Transcribe all of the material exactly, except for its pictures.

# Start of Material provided

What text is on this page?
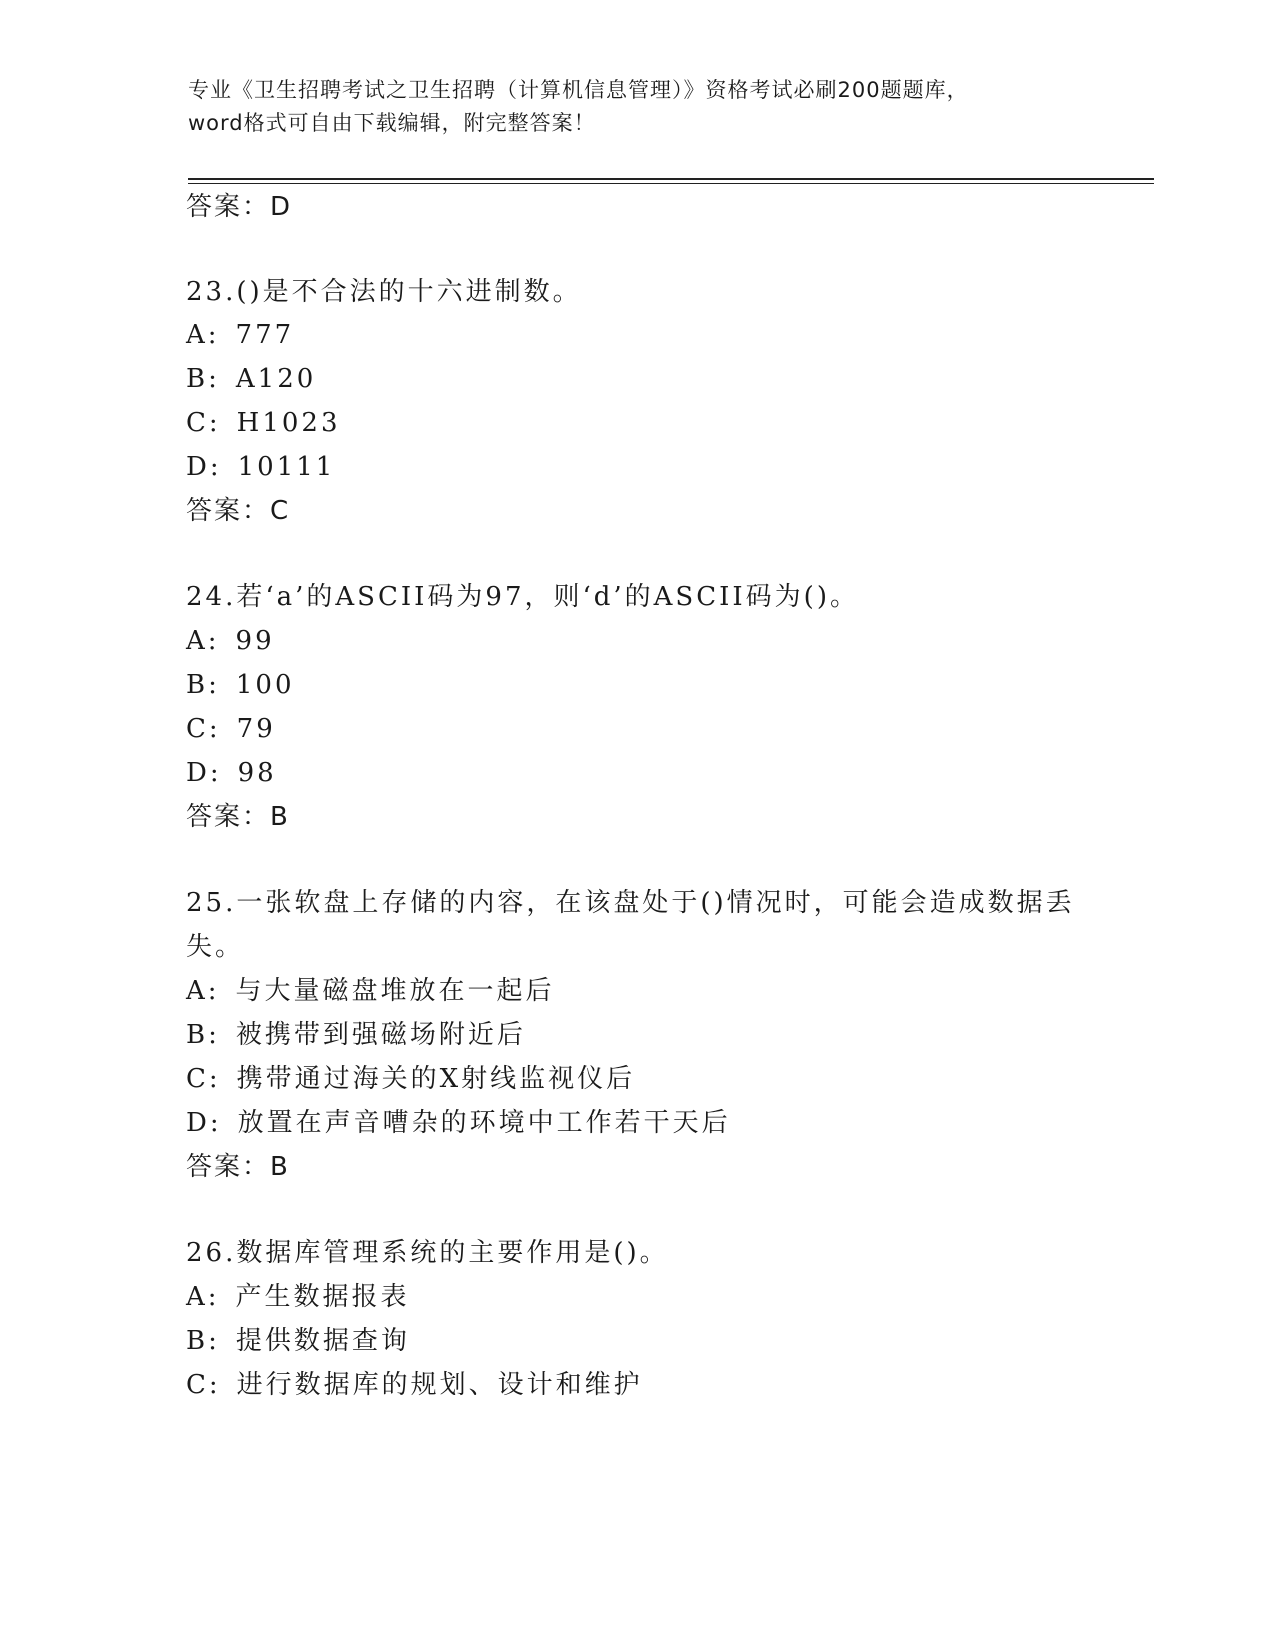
专业《卫生招聘考试之卫生招聘（计算机信息管理）》资格考试必刷200题题库，
word格式可自由下载编辑，附完整答案！
答案：D
23.()是不合法的十六进制数。
A: 777
B: A120
C: H1023
D: 10111
答案：C
24.若‘a’的ASCII码为97，则‘d’的ASCII码为()。
A: 99
B: 100
C: 79
D: 98
答案：B
25.一张软盘上存储的内容，在该盘处于()情况时，可能会造成数据丢
失。
A: 与大量磁盘堆放在一起后
B: 被携带到强磁场附近后
C: 携带通过海关的X射线监视仪后
D: 放置在声音嘈杂的环境中工作若干天后
答案：B
26.数据库管理系统的主要作用是()。
A: 产生数据报表
B: 提供数据查询
C: 进行数据库的规划、设计和维护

# End of Material provided

**Worked answer**
What text is on this page?
专业《卫生招聘考试之卫生招聘（计算机信息管理）》资格考试必刷200题题库，
word格式可自由下载编辑，附完整答案！
答案：D
23.()是不合法的十六进制数。
A: 777
B: A120
C: H1023
D: 10111
答案：C
24.若‘a’的ASCII码为97，则‘d’的ASCII码为()。
A: 99
B: 100
C: 79
D: 98
答案：B
25.一张软盘上存储的内容，在该盘处于()情况时，可能会造成数据丢
失。
A: 与大量磁盘堆放在一起后
B: 被携带到强磁场附近后
C: 携带通过海关的X射线监视仪后
D: 放置在声音嘈杂的环境中工作若干天后
答案：B
26.数据库管理系统的主要作用是()。
A: 产生数据报表
B: 提供数据查询
C: 进行数据库的规划、设计和维护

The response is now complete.